_AIM_
Filter out everything except lines holding "dish".

_DATA PROVIDED_

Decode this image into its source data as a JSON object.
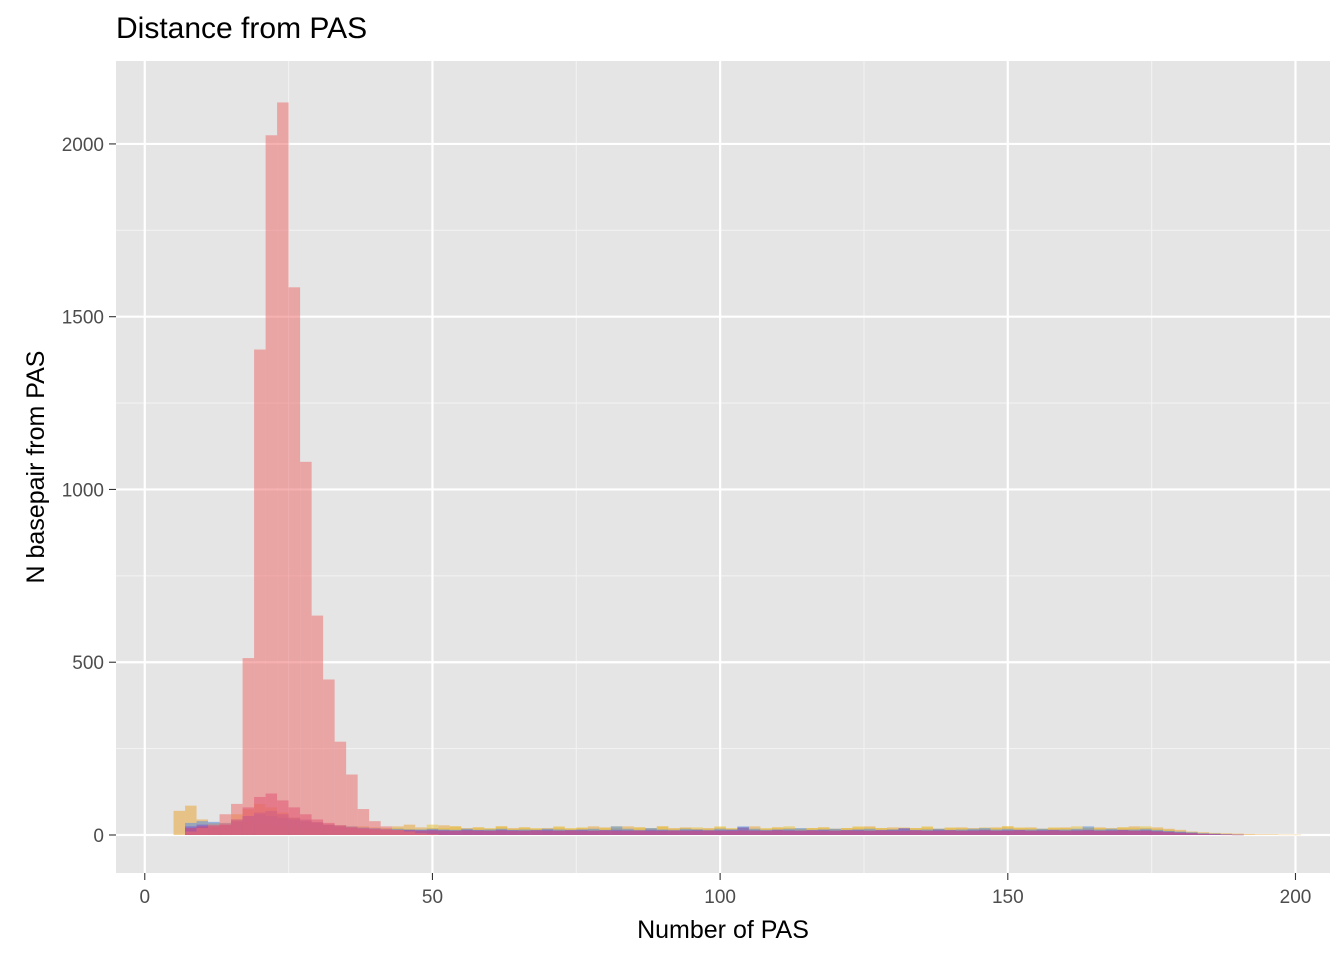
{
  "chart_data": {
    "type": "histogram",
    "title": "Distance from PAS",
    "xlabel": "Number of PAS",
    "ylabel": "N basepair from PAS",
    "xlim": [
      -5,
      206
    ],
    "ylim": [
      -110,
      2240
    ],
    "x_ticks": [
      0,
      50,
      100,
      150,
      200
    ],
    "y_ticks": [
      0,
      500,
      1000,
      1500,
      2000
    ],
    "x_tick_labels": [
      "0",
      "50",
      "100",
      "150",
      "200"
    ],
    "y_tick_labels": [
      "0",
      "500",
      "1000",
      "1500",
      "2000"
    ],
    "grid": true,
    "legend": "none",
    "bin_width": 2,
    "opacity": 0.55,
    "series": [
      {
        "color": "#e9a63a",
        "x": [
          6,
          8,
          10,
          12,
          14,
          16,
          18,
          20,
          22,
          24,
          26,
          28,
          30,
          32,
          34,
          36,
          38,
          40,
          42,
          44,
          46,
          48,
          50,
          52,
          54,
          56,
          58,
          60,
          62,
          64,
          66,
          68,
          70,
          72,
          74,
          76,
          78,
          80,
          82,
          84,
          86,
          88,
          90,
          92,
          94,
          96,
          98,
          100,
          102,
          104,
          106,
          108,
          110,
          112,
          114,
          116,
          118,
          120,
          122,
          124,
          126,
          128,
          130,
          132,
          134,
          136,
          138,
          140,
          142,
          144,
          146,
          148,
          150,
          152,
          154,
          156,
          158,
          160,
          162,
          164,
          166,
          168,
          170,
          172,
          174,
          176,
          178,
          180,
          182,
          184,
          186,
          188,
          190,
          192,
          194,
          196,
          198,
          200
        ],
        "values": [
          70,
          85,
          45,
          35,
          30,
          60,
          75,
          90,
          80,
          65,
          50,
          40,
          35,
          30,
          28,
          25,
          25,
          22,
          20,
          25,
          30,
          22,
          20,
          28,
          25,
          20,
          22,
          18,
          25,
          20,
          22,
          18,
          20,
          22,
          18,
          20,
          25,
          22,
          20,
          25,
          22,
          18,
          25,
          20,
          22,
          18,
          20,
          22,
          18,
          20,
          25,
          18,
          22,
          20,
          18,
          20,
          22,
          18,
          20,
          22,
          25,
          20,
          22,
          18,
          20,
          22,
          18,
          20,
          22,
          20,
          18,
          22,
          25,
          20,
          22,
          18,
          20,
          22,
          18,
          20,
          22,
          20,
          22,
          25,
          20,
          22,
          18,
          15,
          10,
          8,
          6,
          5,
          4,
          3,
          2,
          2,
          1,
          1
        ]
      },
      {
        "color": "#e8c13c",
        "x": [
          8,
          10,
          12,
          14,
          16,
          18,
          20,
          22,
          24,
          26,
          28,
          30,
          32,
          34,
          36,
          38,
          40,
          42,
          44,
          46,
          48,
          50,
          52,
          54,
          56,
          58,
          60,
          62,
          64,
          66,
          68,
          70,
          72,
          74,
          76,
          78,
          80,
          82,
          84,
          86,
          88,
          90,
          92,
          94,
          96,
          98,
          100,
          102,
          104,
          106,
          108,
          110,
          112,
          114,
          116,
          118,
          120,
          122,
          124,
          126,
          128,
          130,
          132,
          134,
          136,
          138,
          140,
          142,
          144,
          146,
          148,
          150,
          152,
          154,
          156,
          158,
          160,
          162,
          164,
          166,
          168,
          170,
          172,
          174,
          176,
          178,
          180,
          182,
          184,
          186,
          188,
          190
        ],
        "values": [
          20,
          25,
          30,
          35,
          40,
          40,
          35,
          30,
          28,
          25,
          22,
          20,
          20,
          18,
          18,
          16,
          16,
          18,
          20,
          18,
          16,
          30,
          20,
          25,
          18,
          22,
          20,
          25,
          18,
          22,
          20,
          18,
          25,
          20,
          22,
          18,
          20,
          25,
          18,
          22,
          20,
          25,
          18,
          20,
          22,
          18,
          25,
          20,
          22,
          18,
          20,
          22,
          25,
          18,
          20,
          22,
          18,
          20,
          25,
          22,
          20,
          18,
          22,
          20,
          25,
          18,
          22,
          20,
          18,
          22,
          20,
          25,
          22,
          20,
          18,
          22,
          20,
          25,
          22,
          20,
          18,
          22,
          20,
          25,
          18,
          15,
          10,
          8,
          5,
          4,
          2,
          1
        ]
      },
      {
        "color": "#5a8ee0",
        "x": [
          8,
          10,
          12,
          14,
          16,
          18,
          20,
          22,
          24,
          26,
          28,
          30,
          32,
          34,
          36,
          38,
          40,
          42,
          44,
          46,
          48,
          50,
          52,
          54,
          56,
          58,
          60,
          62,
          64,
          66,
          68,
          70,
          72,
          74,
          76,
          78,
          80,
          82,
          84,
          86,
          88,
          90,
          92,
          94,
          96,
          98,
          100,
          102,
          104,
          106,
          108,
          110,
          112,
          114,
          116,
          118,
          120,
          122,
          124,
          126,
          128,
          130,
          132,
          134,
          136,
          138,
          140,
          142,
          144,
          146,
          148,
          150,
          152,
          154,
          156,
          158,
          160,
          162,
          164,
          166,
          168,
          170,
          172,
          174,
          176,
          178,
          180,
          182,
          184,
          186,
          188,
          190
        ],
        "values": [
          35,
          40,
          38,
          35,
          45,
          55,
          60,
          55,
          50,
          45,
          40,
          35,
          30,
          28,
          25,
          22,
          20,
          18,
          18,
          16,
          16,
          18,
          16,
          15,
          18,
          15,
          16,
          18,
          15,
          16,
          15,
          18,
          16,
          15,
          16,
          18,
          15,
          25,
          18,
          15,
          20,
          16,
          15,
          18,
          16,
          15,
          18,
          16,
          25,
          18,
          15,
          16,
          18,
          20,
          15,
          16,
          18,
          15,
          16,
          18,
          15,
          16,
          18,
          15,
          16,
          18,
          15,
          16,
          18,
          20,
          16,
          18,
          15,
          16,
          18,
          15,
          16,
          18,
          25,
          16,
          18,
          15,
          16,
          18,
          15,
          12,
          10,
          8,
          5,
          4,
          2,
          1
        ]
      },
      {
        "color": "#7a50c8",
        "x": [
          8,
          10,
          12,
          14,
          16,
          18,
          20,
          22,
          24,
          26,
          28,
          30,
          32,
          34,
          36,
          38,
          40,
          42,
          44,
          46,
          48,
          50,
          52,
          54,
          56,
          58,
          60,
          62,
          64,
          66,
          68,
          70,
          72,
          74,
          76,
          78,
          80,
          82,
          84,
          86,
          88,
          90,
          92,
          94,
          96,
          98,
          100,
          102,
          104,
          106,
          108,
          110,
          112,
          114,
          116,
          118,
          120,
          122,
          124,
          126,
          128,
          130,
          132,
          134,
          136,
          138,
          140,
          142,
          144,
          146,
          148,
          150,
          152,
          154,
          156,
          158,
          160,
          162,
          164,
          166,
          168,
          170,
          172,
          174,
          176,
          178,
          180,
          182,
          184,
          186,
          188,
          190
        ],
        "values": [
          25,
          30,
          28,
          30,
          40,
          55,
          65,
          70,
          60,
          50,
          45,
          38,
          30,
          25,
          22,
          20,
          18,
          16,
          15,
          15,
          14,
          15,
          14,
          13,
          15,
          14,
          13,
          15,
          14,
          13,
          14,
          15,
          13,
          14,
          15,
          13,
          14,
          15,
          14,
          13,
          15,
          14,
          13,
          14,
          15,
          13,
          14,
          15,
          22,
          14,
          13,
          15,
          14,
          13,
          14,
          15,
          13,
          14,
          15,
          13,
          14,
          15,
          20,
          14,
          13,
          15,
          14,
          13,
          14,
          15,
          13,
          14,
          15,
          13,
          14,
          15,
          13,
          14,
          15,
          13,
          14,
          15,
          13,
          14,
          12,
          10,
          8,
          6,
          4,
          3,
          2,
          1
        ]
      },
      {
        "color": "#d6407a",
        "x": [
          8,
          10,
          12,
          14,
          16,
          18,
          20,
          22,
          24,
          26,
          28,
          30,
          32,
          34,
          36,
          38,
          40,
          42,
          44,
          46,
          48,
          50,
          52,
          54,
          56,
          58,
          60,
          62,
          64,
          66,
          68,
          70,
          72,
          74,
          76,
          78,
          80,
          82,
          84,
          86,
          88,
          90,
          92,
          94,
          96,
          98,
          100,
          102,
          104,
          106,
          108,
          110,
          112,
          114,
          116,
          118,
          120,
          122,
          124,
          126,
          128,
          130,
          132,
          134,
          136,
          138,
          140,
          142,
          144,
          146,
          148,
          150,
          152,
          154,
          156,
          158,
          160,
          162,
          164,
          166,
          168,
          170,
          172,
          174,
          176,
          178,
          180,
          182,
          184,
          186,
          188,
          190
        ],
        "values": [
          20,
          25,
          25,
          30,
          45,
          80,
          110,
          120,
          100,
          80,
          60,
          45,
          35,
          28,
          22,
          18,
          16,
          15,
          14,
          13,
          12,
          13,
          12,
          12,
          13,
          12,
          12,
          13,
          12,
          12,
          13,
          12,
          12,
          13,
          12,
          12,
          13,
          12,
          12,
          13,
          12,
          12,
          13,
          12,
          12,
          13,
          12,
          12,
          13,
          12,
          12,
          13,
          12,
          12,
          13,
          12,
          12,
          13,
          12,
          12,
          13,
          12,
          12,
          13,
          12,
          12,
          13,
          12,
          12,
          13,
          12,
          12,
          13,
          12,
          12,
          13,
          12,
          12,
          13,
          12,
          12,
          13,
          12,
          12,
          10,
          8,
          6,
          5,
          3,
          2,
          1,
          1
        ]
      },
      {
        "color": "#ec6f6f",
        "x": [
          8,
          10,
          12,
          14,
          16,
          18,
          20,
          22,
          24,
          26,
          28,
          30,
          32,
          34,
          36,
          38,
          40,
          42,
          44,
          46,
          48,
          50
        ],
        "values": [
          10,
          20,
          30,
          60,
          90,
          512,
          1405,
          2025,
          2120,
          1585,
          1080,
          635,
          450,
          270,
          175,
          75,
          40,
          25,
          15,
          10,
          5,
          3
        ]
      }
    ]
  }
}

--

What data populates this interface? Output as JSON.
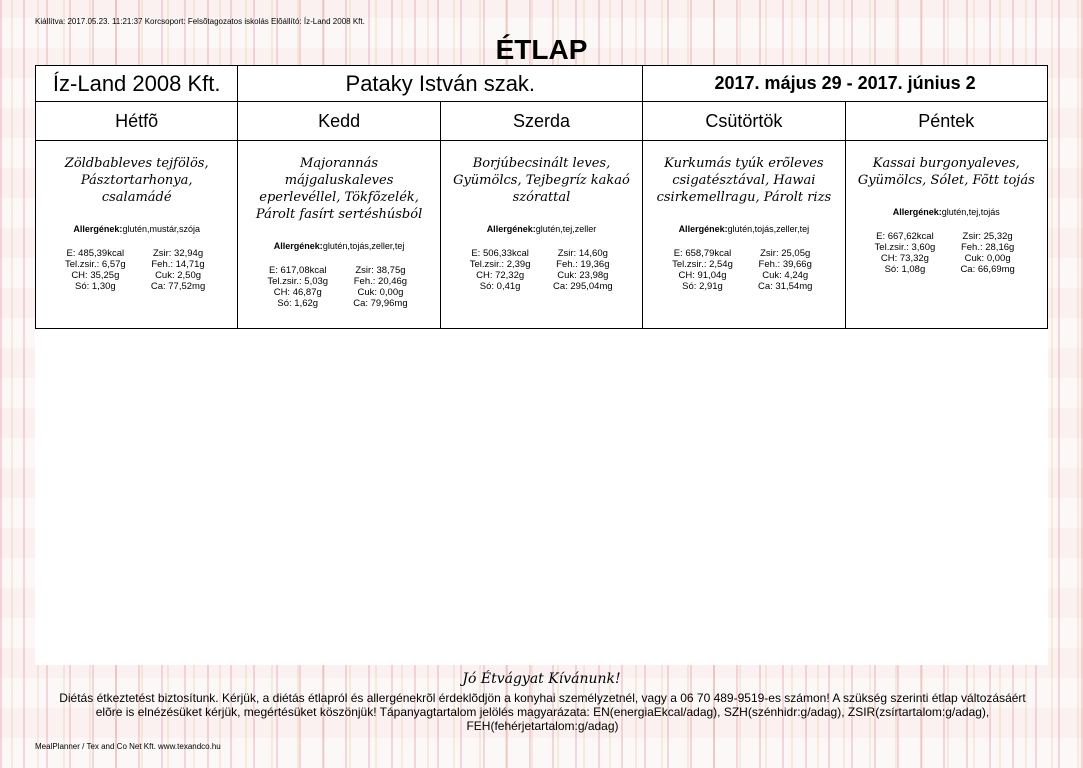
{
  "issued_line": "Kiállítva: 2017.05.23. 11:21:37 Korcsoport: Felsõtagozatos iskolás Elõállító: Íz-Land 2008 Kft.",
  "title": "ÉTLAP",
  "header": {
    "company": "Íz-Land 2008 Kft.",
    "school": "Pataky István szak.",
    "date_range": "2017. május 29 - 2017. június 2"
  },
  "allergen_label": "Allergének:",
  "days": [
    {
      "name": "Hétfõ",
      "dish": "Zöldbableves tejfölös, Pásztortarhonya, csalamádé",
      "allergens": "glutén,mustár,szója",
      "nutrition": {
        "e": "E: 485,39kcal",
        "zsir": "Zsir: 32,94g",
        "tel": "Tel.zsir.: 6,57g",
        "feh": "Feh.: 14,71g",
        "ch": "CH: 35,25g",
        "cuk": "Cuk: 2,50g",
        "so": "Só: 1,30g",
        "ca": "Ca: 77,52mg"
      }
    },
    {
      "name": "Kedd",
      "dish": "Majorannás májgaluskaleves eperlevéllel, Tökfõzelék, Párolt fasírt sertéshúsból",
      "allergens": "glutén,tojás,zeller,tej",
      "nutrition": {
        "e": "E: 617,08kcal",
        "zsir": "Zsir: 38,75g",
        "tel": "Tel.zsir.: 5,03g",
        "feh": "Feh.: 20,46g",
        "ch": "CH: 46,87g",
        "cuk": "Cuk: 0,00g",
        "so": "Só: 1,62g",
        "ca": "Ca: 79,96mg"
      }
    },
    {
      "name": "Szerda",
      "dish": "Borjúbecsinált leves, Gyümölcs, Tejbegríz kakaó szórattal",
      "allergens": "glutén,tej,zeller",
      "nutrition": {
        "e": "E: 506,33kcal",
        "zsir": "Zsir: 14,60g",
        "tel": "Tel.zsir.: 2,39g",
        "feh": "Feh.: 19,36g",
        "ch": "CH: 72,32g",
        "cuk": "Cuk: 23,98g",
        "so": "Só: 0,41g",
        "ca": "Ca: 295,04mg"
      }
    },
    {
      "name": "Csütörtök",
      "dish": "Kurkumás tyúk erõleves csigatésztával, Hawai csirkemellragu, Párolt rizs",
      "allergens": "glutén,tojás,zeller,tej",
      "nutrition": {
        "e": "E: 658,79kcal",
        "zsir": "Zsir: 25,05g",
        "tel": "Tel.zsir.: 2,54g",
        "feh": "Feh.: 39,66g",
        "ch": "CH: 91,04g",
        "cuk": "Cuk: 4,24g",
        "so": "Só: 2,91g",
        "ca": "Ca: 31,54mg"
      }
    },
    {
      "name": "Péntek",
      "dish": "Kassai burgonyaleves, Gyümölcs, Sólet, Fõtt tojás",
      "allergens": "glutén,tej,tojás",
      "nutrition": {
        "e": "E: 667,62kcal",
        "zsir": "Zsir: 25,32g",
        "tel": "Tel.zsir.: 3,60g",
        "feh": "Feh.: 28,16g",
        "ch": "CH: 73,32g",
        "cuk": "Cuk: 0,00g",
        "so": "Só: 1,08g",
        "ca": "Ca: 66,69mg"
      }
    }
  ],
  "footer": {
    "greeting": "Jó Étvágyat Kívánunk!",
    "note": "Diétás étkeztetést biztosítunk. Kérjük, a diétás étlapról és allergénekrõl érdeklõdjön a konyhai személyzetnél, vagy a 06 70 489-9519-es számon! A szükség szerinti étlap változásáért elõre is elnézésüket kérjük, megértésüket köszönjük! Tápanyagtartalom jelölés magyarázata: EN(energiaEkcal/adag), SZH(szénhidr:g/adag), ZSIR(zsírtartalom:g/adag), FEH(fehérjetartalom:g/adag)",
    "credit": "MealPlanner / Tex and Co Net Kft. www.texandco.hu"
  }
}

_RESPONSE FOR THIS EXERCISE_
      "dish": "Zöldbableves tejfölös, Pásztortarhonya, csalamádé",
      "dish": "Majorannás májgaluskaleves eperlevéllel, Tökfõzelék, Párolt fasírt sertéshúsból",
      "dish": "Borjúbecsinált leves, Gyümölcs, Tejbegríz kakaó szórattal",
      "dish": "Kurkumás tyúk erõleves csigatésztával, Hawai csirkemellragu, Párolt rizs",
      "dish": "Kassai burgonyaleves, Gyümölcs, Sólet, Fõtt tojás",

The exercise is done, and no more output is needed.